### The problem
Find each line with the string "before" and copy it.

### Extracted material
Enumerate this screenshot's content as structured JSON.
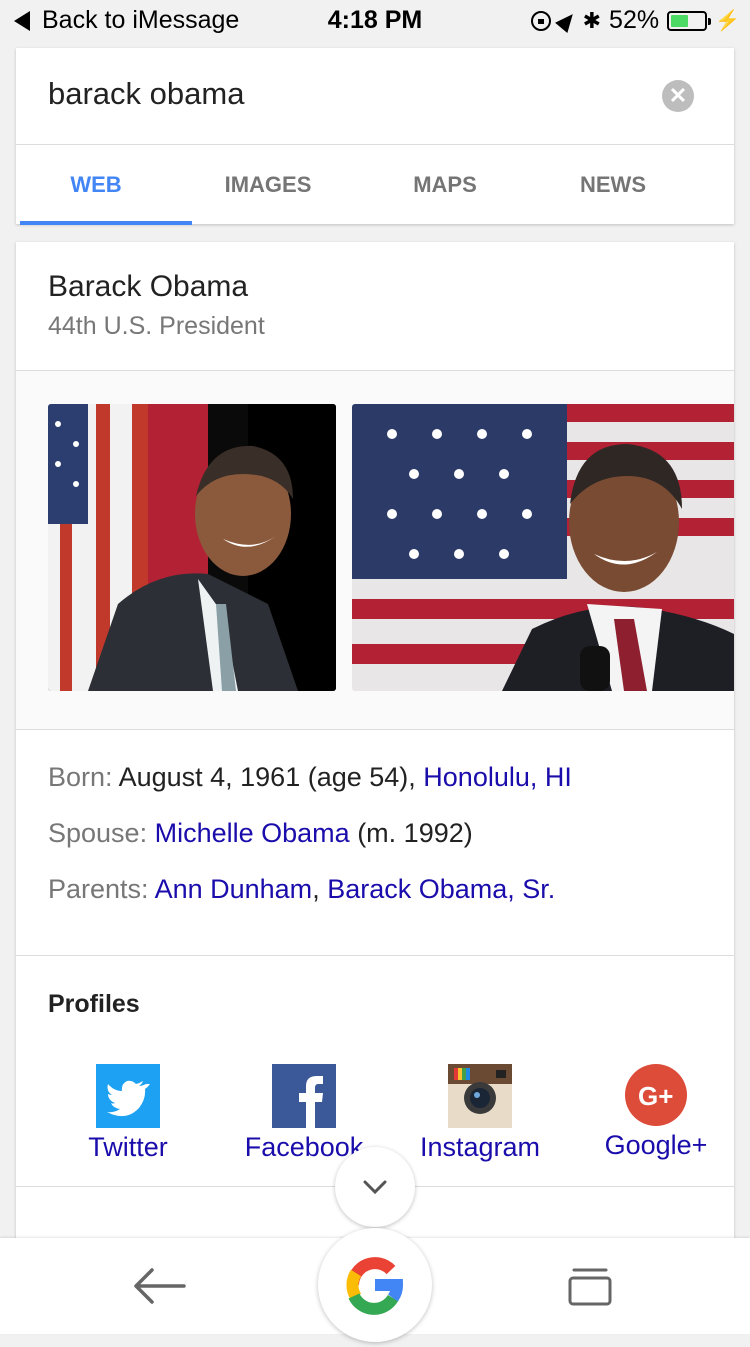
{
  "status_bar": {
    "back_label": "Back to iMessage",
    "time": "4:18 PM",
    "battery_percent": "52%",
    "battery_level": 0.52,
    "icons": [
      "rotation-lock-icon",
      "location-arrow-icon",
      "bluetooth-icon",
      "battery-icon",
      "charging-bolt-icon"
    ]
  },
  "search": {
    "query": "barack obama",
    "tabs": [
      {
        "label": "WEB",
        "active": true
      },
      {
        "label": "IMAGES",
        "active": false
      },
      {
        "label": "MAPS",
        "active": false
      },
      {
        "label": "NEWS",
        "active": false
      }
    ]
  },
  "knowledge_panel": {
    "title": "Barack Obama",
    "subtitle": "44th U.S. President",
    "facts": {
      "born": {
        "key": "Born:",
        "value": "August 4, 1961 (age 54),",
        "link": "Honolulu, HI"
      },
      "spouse": {
        "key": "Spouse:",
        "link": "Michelle Obama",
        "value": "(m. 1992)"
      },
      "parents": {
        "key": "Parents:",
        "link1": "Ann Dunham",
        "sep": ",",
        "link2": "Barack Obama, Sr."
      }
    },
    "profiles_title": "Profiles",
    "profiles": [
      {
        "label": "Twitter",
        "icon": "twitter-icon"
      },
      {
        "label": "Facebook",
        "icon": "facebook-icon"
      },
      {
        "label": "Instagram",
        "icon": "instagram-icon"
      },
      {
        "label": "Google+",
        "icon": "google-plus-icon"
      }
    ]
  },
  "colors": {
    "accent": "#4285f4",
    "link": "#1a0dab",
    "twitter": "#1da1f2",
    "facebook": "#3b5998",
    "google_plus": "#dd4b39",
    "battery_green": "#4cd964"
  }
}
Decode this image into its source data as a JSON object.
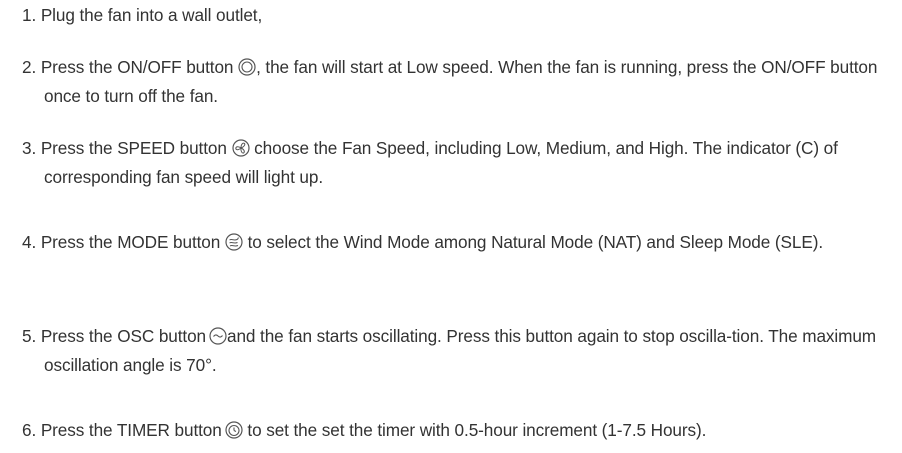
{
  "steps": [
    {
      "num": "1.",
      "text": " Plug the fan into a wall outlet,"
    },
    {
      "num": "2.",
      "before": " Press the ON/OFF button ",
      "icon": "power-button-icon",
      "after": ", the fan will start at Low speed. When the fan is running, press the ON/OFF button once to turn off the fan."
    },
    {
      "num": "3.",
      "before": " Press the SPEED button ",
      "icon": "fan-speed-icon",
      "after": " choose the Fan Speed, including Low, Medium, and High. The indicator (C) of corresponding fan speed will light up."
    },
    {
      "num": "4.",
      "before": " Press the MODE button ",
      "icon": "wind-mode-icon",
      "after": " to select the Wind Mode among Natural Mode (NAT) and Sleep Mode (SLE)."
    },
    {
      "num": "5.",
      "before": " Press the OSC button",
      "icon": "oscillation-icon",
      "after": "and the fan starts oscillating. Press this button again to stop oscilla-tion. The maximum oscillation angle is 70°."
    },
    {
      "num": "6.",
      "before": " Press the TIMER button",
      "icon": "timer-icon",
      "after": " to set the set the timer with 0.5-hour increment (1-7.5 Hours)."
    }
  ],
  "colors": {
    "text": "#333333",
    "icon_stroke": "#555555"
  }
}
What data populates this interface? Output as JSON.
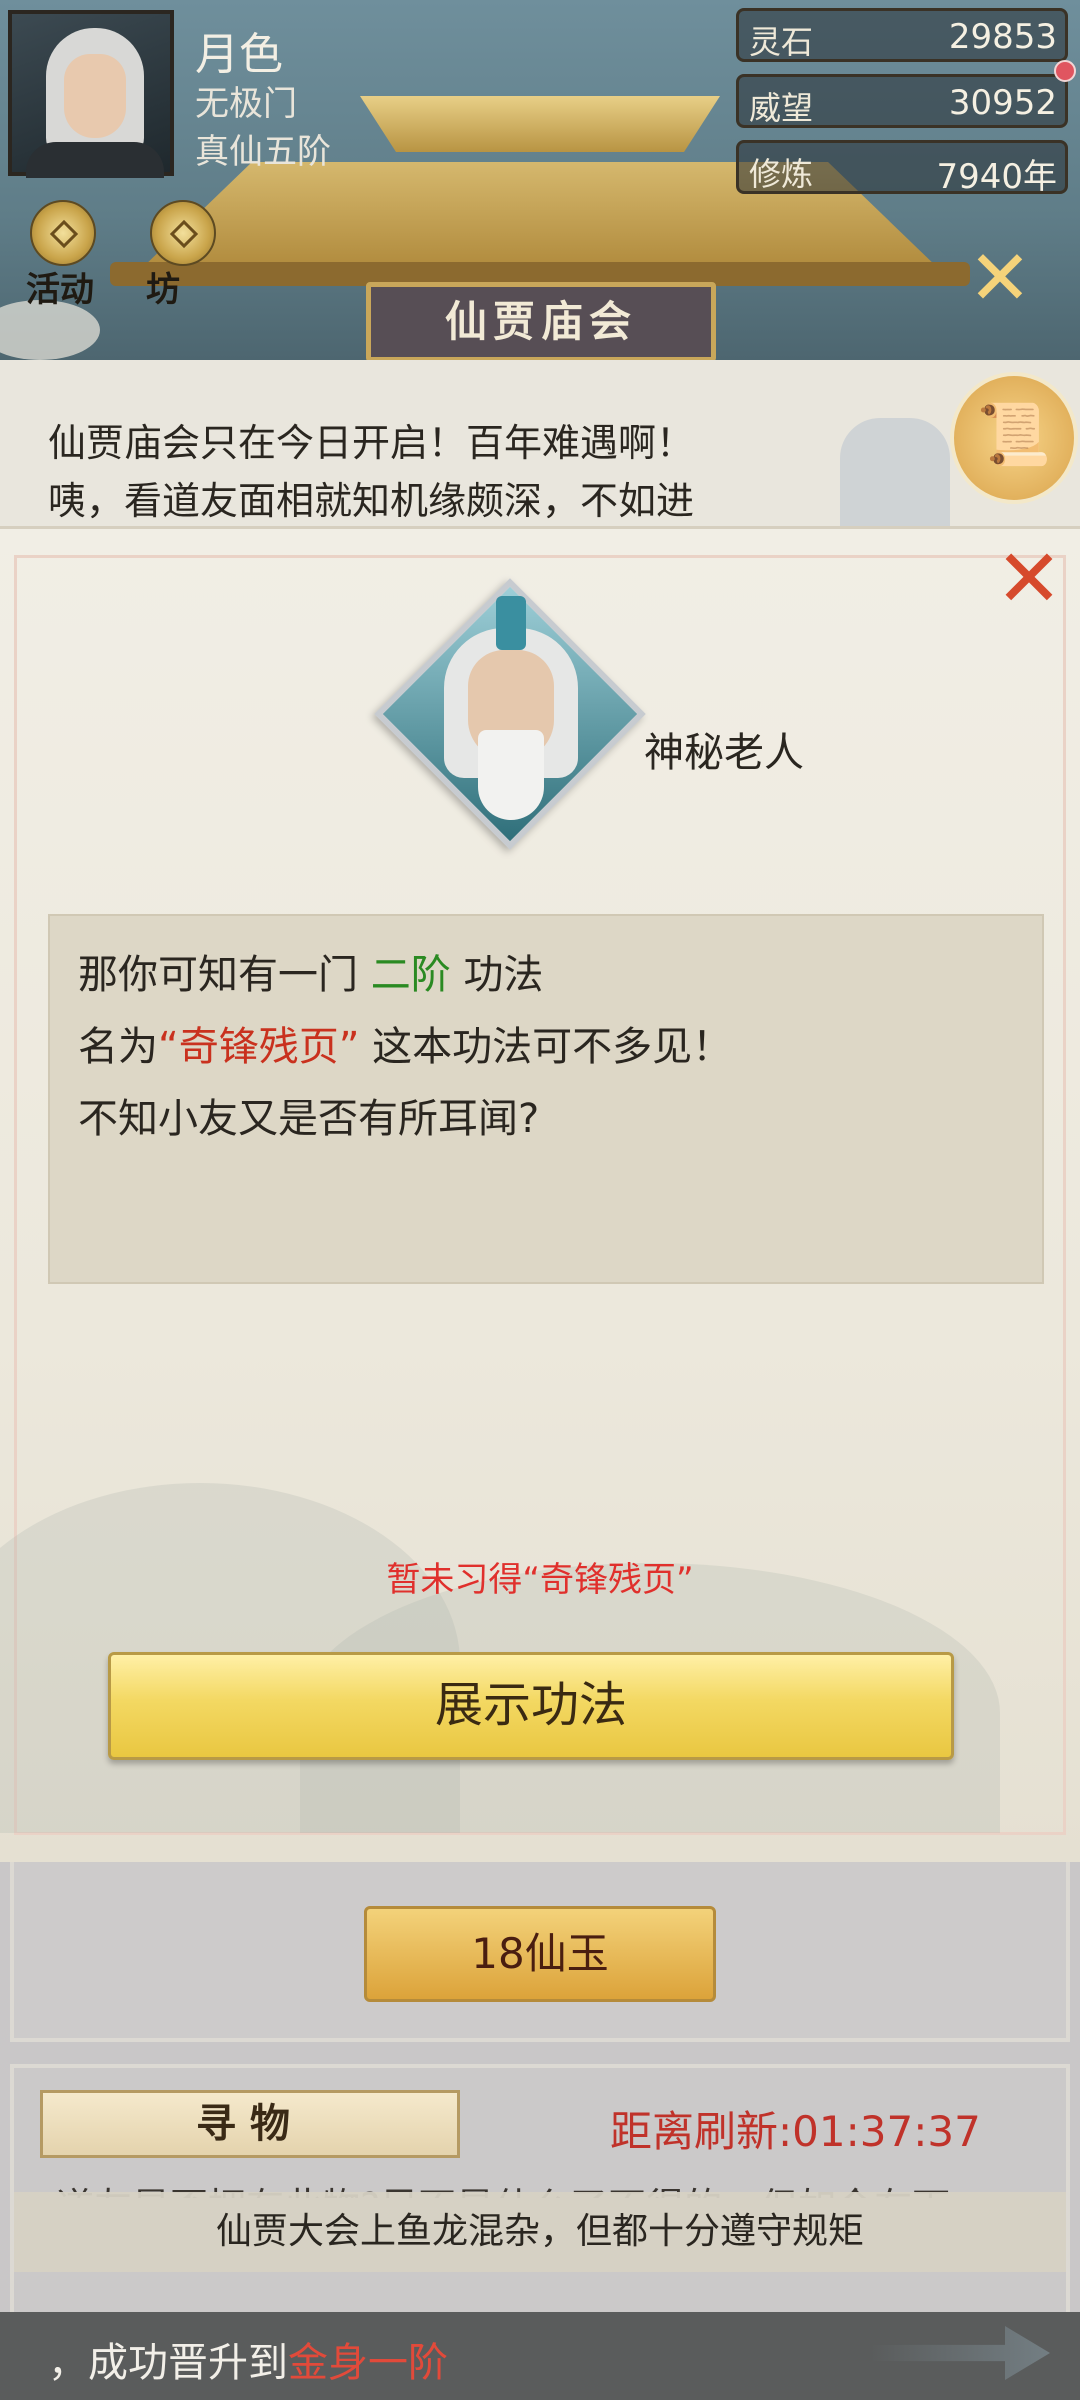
{
  "player": {
    "name": "月色",
    "sect": "无极门",
    "rank": "真仙五阶"
  },
  "stats": [
    {
      "label": "灵石",
      "value": "29853"
    },
    {
      "label": "威望",
      "value": "30952"
    },
    {
      "label": "修炼",
      "value": "7940年"
    }
  ],
  "nav": {
    "item1": "活动",
    "item2": "坊"
  },
  "event": {
    "title": "仙贾庙会",
    "speech_line1": "仙贾庙会只在今日开启！百年难遇啊！",
    "speech_line2": "咦，看道友面相就知机缘颇深，不如进"
  },
  "modal": {
    "npc_name": "神秘老人",
    "line1_a": "那你可知有一门",
    "line1_grade": "二阶",
    "line1_b": "功法",
    "line2_a": "名为",
    "line2_skill": "“奇锋残页”",
    "line2_b": "这本功法可不多见！",
    "line3": "不知小友又是否有所耳闻?",
    "warning": "暂未习得“奇锋残页”",
    "button": "展示功法"
  },
  "shop": {
    "price_button": "18仙玉"
  },
  "seek": {
    "tag": "寻物",
    "refresh_label": "距离刷新:",
    "refresh_time": "01:37:37",
    "partial_text": "道友是否拥有此物?另不是什么了不得的，但如今在下"
  },
  "toast": "仙贾大会上鱼龙混杂，但都十分遵守规矩",
  "news": {
    "prefix": "，成功晋升到",
    "realm": "金身一阶"
  },
  "colors": {
    "accent_gold": "#e9c741",
    "highlight_red": "#c9311e",
    "grade_green": "#2a8a22"
  }
}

### Response
      "before": " Press the ON/OFF button ",
      "before": " Press the SPEED button ",
      "before": " Press the MODE button ",
      "before": " Press the OSC button",
      "before": " Press the TIMER button",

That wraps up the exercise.